(Problem description):
Find the line that contains "Decode this image". Then set down that line and all the lines after it, to the end of the records, exactly and with nothing added.

(Information provided):
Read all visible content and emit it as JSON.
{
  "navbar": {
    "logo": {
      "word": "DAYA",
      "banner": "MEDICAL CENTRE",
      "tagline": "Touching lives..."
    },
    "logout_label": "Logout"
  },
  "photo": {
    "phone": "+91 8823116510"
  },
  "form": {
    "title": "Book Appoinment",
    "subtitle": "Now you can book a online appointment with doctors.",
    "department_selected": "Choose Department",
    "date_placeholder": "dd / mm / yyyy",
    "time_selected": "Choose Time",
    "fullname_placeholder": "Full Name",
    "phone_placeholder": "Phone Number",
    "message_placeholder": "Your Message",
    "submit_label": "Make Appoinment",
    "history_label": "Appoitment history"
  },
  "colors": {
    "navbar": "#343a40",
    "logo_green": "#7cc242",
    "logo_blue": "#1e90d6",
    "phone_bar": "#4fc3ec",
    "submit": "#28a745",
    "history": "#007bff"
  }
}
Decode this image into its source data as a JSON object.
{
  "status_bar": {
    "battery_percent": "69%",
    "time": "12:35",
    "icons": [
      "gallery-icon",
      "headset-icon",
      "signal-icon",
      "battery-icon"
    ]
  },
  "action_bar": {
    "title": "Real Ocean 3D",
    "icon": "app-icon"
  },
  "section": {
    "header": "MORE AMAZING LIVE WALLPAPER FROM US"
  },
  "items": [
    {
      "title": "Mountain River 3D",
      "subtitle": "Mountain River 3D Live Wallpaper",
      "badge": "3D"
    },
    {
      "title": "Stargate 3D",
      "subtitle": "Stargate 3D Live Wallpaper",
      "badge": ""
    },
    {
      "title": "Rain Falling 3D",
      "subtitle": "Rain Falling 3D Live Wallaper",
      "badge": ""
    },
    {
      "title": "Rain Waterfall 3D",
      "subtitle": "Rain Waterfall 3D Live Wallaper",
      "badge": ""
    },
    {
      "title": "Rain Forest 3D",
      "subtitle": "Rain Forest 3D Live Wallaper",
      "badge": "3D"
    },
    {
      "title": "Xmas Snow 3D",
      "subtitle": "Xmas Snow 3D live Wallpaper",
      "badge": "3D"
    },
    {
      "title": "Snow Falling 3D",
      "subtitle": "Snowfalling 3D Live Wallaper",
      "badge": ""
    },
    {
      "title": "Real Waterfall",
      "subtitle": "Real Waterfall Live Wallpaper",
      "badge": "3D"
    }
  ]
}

(Solution for this exercise):
Decode this image into its source data as a JSON object.
{
  "status_bar": {
    "battery_percent": "69%",
    "time": "12:35",
    "icons": [
      "gallery-icon",
      "headset-icon",
      "signal-icon",
      "battery-icon"
    ]
  },
  "action_bar": {
    "title": "Real Ocean 3D",
    "icon": "app-icon"
  },
  "section": {
    "header": "MORE AMAZING LIVE WALLPAPER FROM US"
  },
  "items": [
    {
      "title": "Mountain River 3D",
      "subtitle": "Mountain River 3D Live Wallpaper",
      "badge": "3D"
    },
    {
      "title": "Stargate 3D",
      "subtitle": "Stargate 3D Live Wallpaper",
      "badge": ""
    },
    {
      "title": "Rain Falling 3D",
      "subtitle": "Rain Falling 3D Live Wallaper",
      "badge": ""
    },
    {
      "title": "Rain Waterfall 3D",
      "subtitle": "Rain Waterfall 3D Live Wallaper",
      "badge": ""
    },
    {
      "title": "Rain Forest 3D",
      "subtitle": "Rain Forest 3D Live Wallaper",
      "badge": "3D"
    },
    {
      "title": "Xmas Snow 3D",
      "subtitle": "Xmas Snow 3D live Wallpaper",
      "badge": "3D"
    },
    {
      "title": "Snow Falling 3D",
      "subtitle": "Snowfalling 3D Live Wallaper",
      "badge": ""
    },
    {
      "title": "Real Waterfall",
      "subtitle": "Real Waterfall Live Wallpaper",
      "badge": "3D"
    }
  ]
}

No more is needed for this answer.